**DIRECTION**
Can you write out all of the material below, word for word?

━━━━━ GIVEN ENTRIES

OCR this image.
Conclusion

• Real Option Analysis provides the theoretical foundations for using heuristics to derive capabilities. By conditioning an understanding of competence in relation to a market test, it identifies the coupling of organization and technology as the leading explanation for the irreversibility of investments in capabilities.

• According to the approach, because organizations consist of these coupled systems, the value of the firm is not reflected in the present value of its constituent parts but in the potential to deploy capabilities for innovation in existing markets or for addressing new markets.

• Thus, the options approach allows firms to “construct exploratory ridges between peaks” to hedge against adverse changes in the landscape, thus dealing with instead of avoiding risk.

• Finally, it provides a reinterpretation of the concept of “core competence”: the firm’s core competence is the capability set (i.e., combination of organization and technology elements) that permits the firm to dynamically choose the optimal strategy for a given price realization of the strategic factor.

━━━━━━━━━━

**RESPONSE TO THIS TASK**
OCR this image.
Conclusion

• Real Option Analysis provides the theoretical foundations for using heuristics to derive capabilities. By conditioning an understanding of competence in relation to a market test, it identifies the coupling of organization and technology as the leading explanation for the irreversibility of investments in capabilities.

• According to the approach, because organizations consist of these coupled systems, the value of the firm is not reflected in the present value of its constituent parts but in the potential to deploy capabilities for innovation in existing markets or for addressing new markets.

• Thus, the options approach allows firms to “construct exploratory ridges between peaks” to hedge against adverse changes in the landscape, thus dealing with instead of avoiding risk.

• Finally, it provides a reinterpretation of the concept of “core competence”: the firm’s core competence is the capability set (i.e., combination of organization and technology elements) that permits the firm to dynamically choose the optimal strategy for a given price realization of the strategic factor.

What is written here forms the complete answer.